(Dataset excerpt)
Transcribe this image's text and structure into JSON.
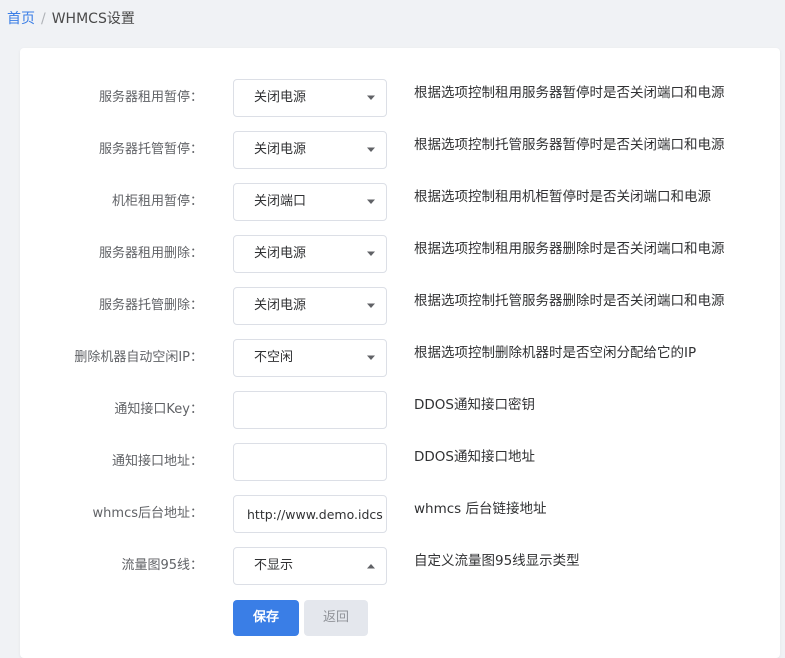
{
  "breadcrumb": {
    "home": "首页",
    "separator": "/",
    "current": "WHMCS设置"
  },
  "form": {
    "rows": [
      {
        "label": "服务器租用暂停：",
        "type": "select",
        "value": "关闭电源",
        "caret": "down",
        "help": "根据选项控制租用服务器暂停时是否关闭端口和电源"
      },
      {
        "label": "服务器托管暂停：",
        "type": "select",
        "value": "关闭电源",
        "caret": "down",
        "help": "根据选项控制托管服务器暂停时是否关闭端口和电源"
      },
      {
        "label": "机柜租用暂停：",
        "type": "select",
        "value": "关闭端口",
        "caret": "down",
        "help": "根据选项控制租用机柜暂停时是否关闭端口和电源"
      },
      {
        "label": "服务器租用删除：",
        "type": "select",
        "value": "关闭电源",
        "caret": "down",
        "help": "根据选项控制租用服务器删除时是否关闭端口和电源"
      },
      {
        "label": "服务器托管删除：",
        "type": "select",
        "value": "关闭电源",
        "caret": "down",
        "help": "根据选项控制托管服务器删除时是否关闭端口和电源"
      },
      {
        "label": "删除机器自动空闲IP：",
        "type": "select",
        "value": "不空闲",
        "caret": "down",
        "help": "根据选项控制删除机器时是否空闲分配给它的IP"
      },
      {
        "label": "通知接口Key：",
        "type": "input",
        "value": "",
        "help": "DDOS通知接口密钥"
      },
      {
        "label": "通知接口地址：",
        "type": "input",
        "value": "",
        "help": "DDOS通知接口地址"
      },
      {
        "label": "whmcs后台地址：",
        "type": "input",
        "value": "http://www.demo.idcsmart.com",
        "help": "whmcs 后台链接地址"
      },
      {
        "label": "流量图95线：",
        "type": "select",
        "value": "不显示",
        "caret": "up",
        "help": "自定义流量图95线显示类型"
      }
    ],
    "save_label": "保存",
    "back_label": "返回"
  },
  "colors": {
    "primary": "#3a7ee6",
    "background": "#f0f2f5",
    "border": "#dcdfe6"
  }
}
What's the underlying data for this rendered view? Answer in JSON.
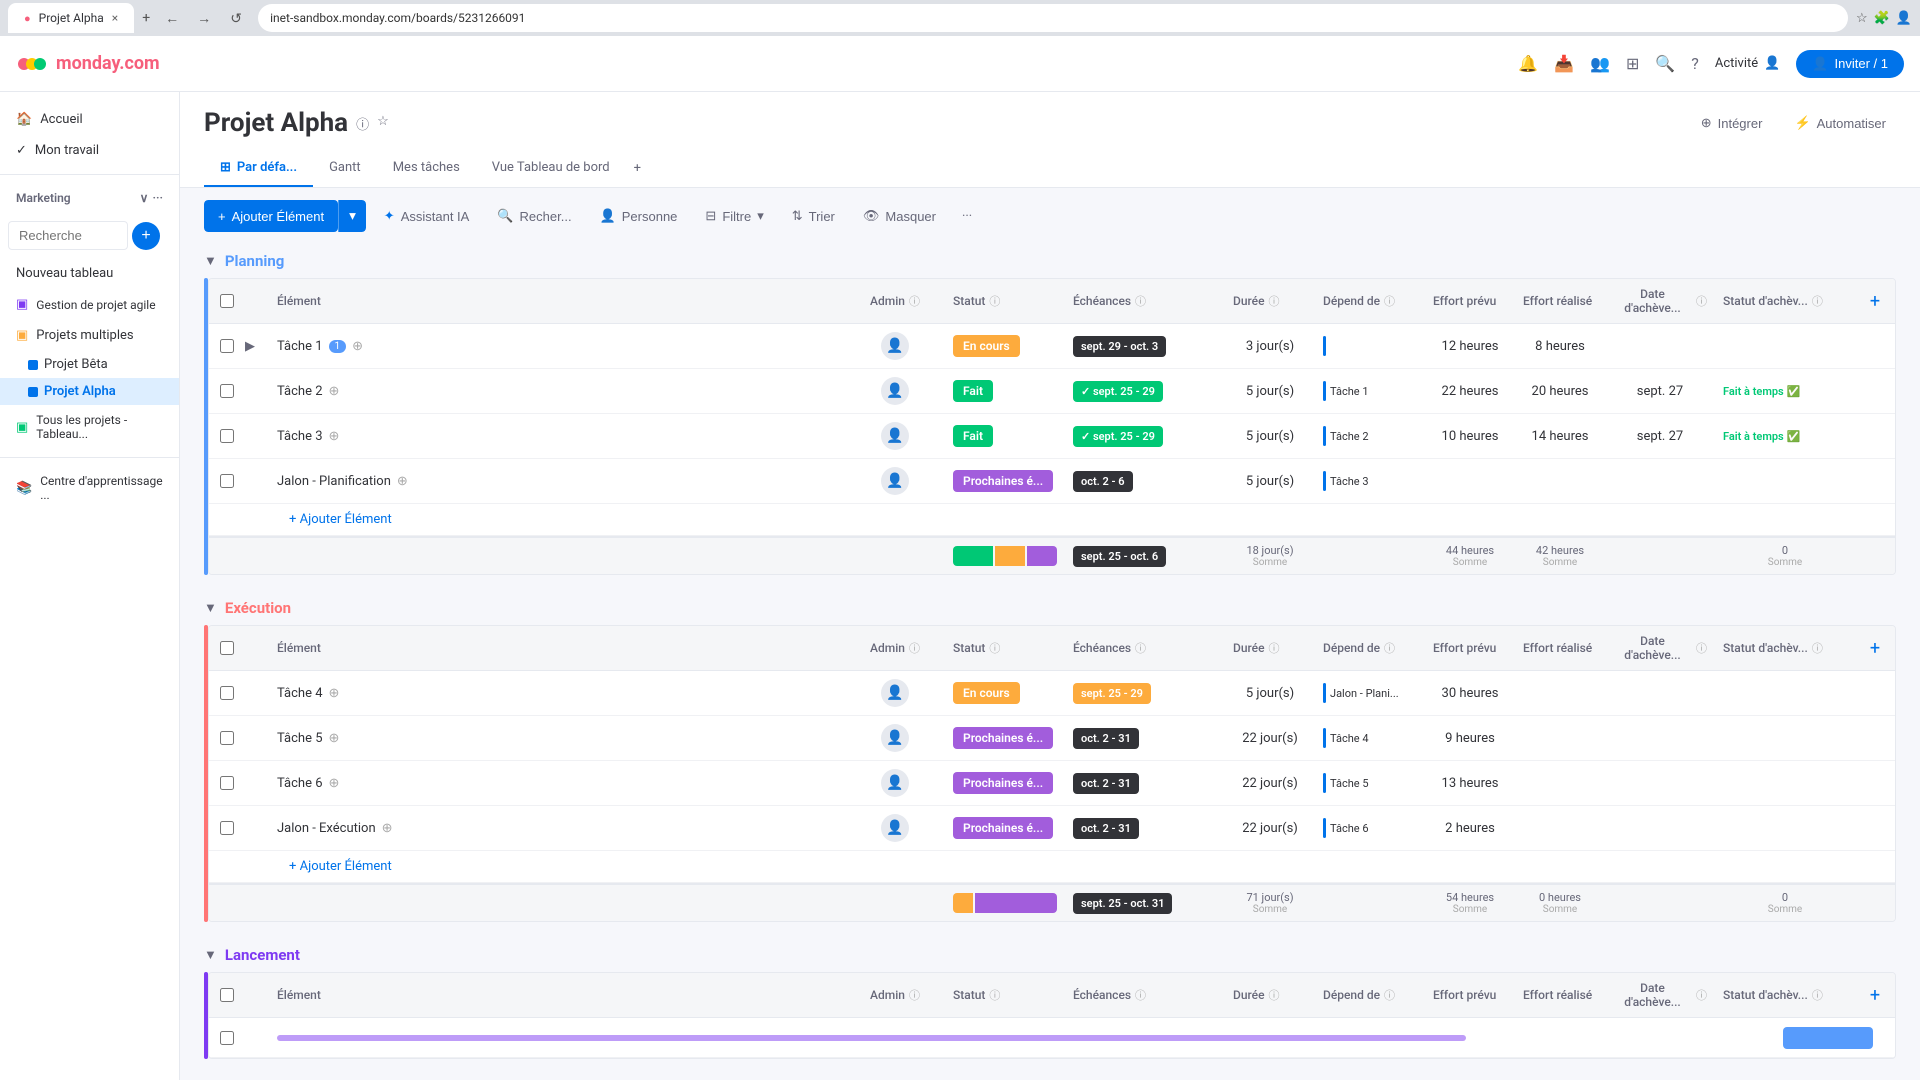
{
  "browser": {
    "tab_title": "Projet Alpha",
    "url": "inet-sandbox.monday.com/boards/5231266091",
    "close_icon": "×",
    "back_icon": "←",
    "forward_icon": "→",
    "refresh_icon": "↺"
  },
  "nav": {
    "logo_text": "monday.com",
    "activity_label": "Activité",
    "inviter_label": "Inviter / 1"
  },
  "sidebar": {
    "accueil": "Accueil",
    "mon_travail": "Mon travail",
    "marketing_label": "Marketing",
    "search_placeholder": "Recherche",
    "nouveau_tableau": "Nouveau tableau",
    "gestion_projet": "Gestion de projet agile",
    "projets_multiples": "Projets multiples",
    "projet_beta": "Projet Bêta",
    "projet_alpha": "Projet Alpha",
    "tous_projets": "Tous les projets - Tableau...",
    "centre_apprentissage": "Centre d'apprentissage ..."
  },
  "page": {
    "title": "Projet Alpha",
    "integrer_label": "Intégrer",
    "automatiser_label": "Automatiser",
    "tabs": [
      {
        "label": "Par défa...",
        "active": true,
        "icon": "⊞"
      },
      {
        "label": "Gantt",
        "active": false
      },
      {
        "label": "Mes tâches",
        "active": false
      },
      {
        "label": "Vue Tableau de bord",
        "active": false
      }
    ]
  },
  "toolbar": {
    "ajouter_element": "Ajouter Élément",
    "assistant_ia": "Assistant IA",
    "rechercher": "Recher...",
    "personne": "Personne",
    "filtre": "Filtre",
    "trier": "Trier",
    "masquer": "Masquer"
  },
  "columns": {
    "element": "Élément",
    "admin": "Admin",
    "statut": "Statut",
    "echeances": "Échéances",
    "duree": "Durée",
    "depend_de": "Dépend de",
    "effort_prevu": "Effort prévu",
    "effort_realise": "Effort réalisé",
    "date_achevement": "Date d'achève...",
    "statut_achevement": "Statut d'achèv..."
  },
  "planning": {
    "title": "Planning",
    "rows": [
      {
        "name": "Tâche 1",
        "badge": "1",
        "statut": "En cours",
        "statut_class": "status-encours",
        "echeance": "sept. 29 - oct. 3",
        "echeance_class": "date-badge",
        "duree": "3 jour(s)",
        "depend": "",
        "effort_prev": "12 heures",
        "effort_real": "8 heures",
        "date_ach": "",
        "statut_ach": "",
        "statut_ach_class": ""
      },
      {
        "name": "Tâche 2",
        "badge": "",
        "statut": "Fait",
        "statut_class": "status-fait",
        "echeance": "✓ sept. 25 - 29",
        "echeance_class": "date-badge green",
        "duree": "5 jour(s)",
        "depend": "Tâche 1",
        "effort_prev": "22 heures",
        "effort_real": "20 heures",
        "date_ach": "sept. 27",
        "statut_ach": "Fait à temps",
        "statut_ach_class": "fait-at"
      },
      {
        "name": "Tâche 3",
        "badge": "",
        "statut": "Fait",
        "statut_class": "status-fait",
        "echeance": "✓ sept. 25 - 29",
        "echeance_class": "date-badge green",
        "duree": "5 jour(s)",
        "depend": "Tâche 2",
        "effort_prev": "10 heures",
        "effort_real": "14 heures",
        "date_ach": "sept. 27",
        "statut_ach": "Fait à temps",
        "statut_ach_class": "fait-at"
      },
      {
        "name": "Jalon - Planification",
        "badge": "",
        "statut": "Prochaines é...",
        "statut_class": "status-prochaines",
        "echeance": "oct. 2 - 6",
        "echeance_class": "date-badge",
        "duree": "5 jour(s)",
        "depend": "Tâche 3",
        "effort_prev": "",
        "effort_real": "",
        "date_ach": "",
        "statut_ach": "",
        "statut_ach_class": ""
      }
    ],
    "summary": {
      "echeance": "sept. 25 - oct. 6",
      "duree": "18 jour(s)",
      "duree_label": "Somme",
      "effort_prev": "44 heures",
      "effort_prev_label": "Somme",
      "effort_real": "42 heures",
      "effort_real_label": "Somme",
      "statut_ach": "0",
      "statut_ach_label": "Somme"
    }
  },
  "execution": {
    "title": "Exécution",
    "rows": [
      {
        "name": "Tâche 4",
        "statut": "En cours",
        "statut_class": "status-encours",
        "echeance": "sept. 25 - 29",
        "echeance_class": "date-badge orange",
        "duree": "5 jour(s)",
        "depend": "Jalon - Plani...",
        "effort_prev": "30 heures",
        "effort_real": "",
        "date_ach": "",
        "statut_ach": "",
        "statut_ach_class": ""
      },
      {
        "name": "Tâche 5",
        "statut": "Prochaines é...",
        "statut_class": "status-prochaines",
        "echeance": "oct. 2 - 31",
        "echeance_class": "date-badge",
        "duree": "22 jour(s)",
        "depend": "Tâche 4",
        "effort_prev": "9 heures",
        "effort_real": "",
        "date_ach": "",
        "statut_ach": "",
        "statut_ach_class": ""
      },
      {
        "name": "Tâche 6",
        "statut": "Prochaines é...",
        "statut_class": "status-prochaines",
        "echeance": "oct. 2 - 31",
        "echeance_class": "date-badge",
        "duree": "22 jour(s)",
        "depend": "Tâche 5",
        "effort_prev": "13 heures",
        "effort_real": "",
        "date_ach": "",
        "statut_ach": "",
        "statut_ach_class": ""
      },
      {
        "name": "Jalon - Exécution",
        "statut": "Prochaines é...",
        "statut_class": "status-prochaines",
        "echeance": "oct. 2 - 31",
        "echeance_class": "date-badge",
        "duree": "22 jour(s)",
        "depend": "Tâche 6",
        "effort_prev": "2 heures",
        "effort_real": "",
        "date_ach": "",
        "statut_ach": "",
        "statut_ach_class": ""
      }
    ],
    "summary": {
      "echeance": "sept. 25 - oct. 31",
      "duree": "71 jour(s)",
      "duree_label": "Somme",
      "effort_prev": "54 heures",
      "effort_prev_label": "Somme",
      "effort_real": "0 heures",
      "effort_real_label": "Somme",
      "statut_ach": "0",
      "statut_ach_label": "Somme"
    }
  },
  "lancement": {
    "title": "Lancement"
  },
  "colors": {
    "planning": "#579bfc",
    "execution": "#ff7575",
    "lancement": "#7e3af2",
    "primary": "#0073ea"
  }
}
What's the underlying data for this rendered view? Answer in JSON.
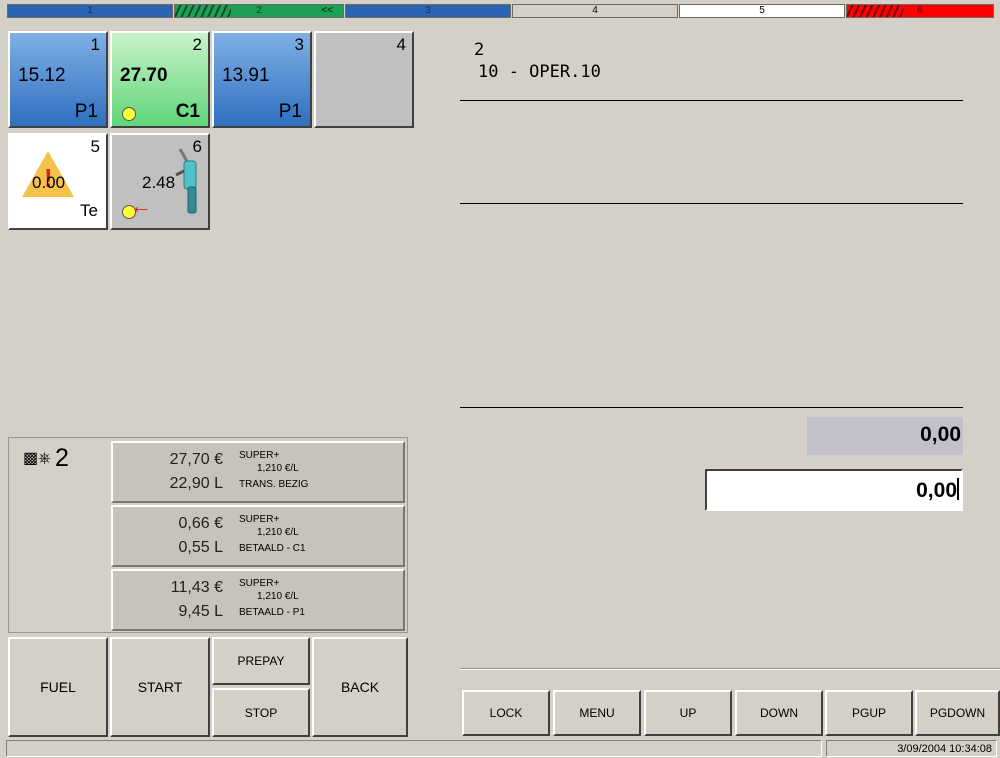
{
  "top_bar": {
    "segments": [
      "1",
      "2",
      "3",
      "4",
      "5",
      "6"
    ],
    "seg2_arrow": "<<",
    "colors": {
      "blue": "#2c64b4",
      "green": "#1da158",
      "red": "#ff0000",
      "white": "#ffffff",
      "grey": "#d4d0c8"
    }
  },
  "pumps": [
    {
      "num": "1",
      "amount": "15.12",
      "mode": "P1",
      "color": "blue"
    },
    {
      "num": "2",
      "amount": "27.70",
      "mode": "C1",
      "color": "green",
      "indicator": "yellow-dot"
    },
    {
      "num": "3",
      "amount": "13.91",
      "mode": "P1",
      "color": "blue"
    },
    {
      "num": "4",
      "color": "grey"
    },
    {
      "num": "5",
      "amount": "0.00",
      "mode": "Te",
      "color": "white",
      "icon": "warning-icon"
    },
    {
      "num": "6",
      "amount": "2.48",
      "color": "grey",
      "icon": "fuel-nozzle-icon",
      "indicator": "yellow-dot"
    }
  ],
  "transactions": {
    "pump": "2",
    "items": [
      {
        "amount": "27,70 €",
        "liters": "22,90 L",
        "fuel": "SUPER+",
        "price": "1,210 €/L",
        "status": "TRANS. BEZIG"
      },
      {
        "amount": "0,66 €",
        "liters": "0,55 L",
        "fuel": "SUPER+",
        "price": "1,210 €/L",
        "status": "BETAALD - C1"
      },
      {
        "amount": "11,43 €",
        "liters": "9,45 L",
        "fuel": "SUPER+",
        "price": "1,210 €/L",
        "status": "BETAALD - P1"
      }
    ]
  },
  "actions": {
    "fuel": "FUEL",
    "start": "START",
    "prepay": "PREPAY",
    "stop": "STOP",
    "back": "BACK"
  },
  "operator": {
    "number": "2",
    "name": "10 - OPER.10"
  },
  "totals": {
    "display": "0,00",
    "input": "0,00"
  },
  "function_keys": [
    "LOCK",
    "MENU",
    "UP",
    "DOWN",
    "PGUP",
    "PGDOWN"
  ],
  "status_bar": {
    "datetime": "3/09/2004 10:34:08"
  }
}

* **Description of the task**:
Find the lines containing "name" and list every one of them.

* **Answer in full**:
        "name": "Tâche 1",
        "name": "Tâche 2",
        "name": "Tâche 3",
        "name": "Jalon - Planification",
        "name": "Tâche 4",
        "name": "Tâche 5",
        "name": "Tâche 6",
        "name": "Jalon - Exécution",
    "name": "10 - OPER.10"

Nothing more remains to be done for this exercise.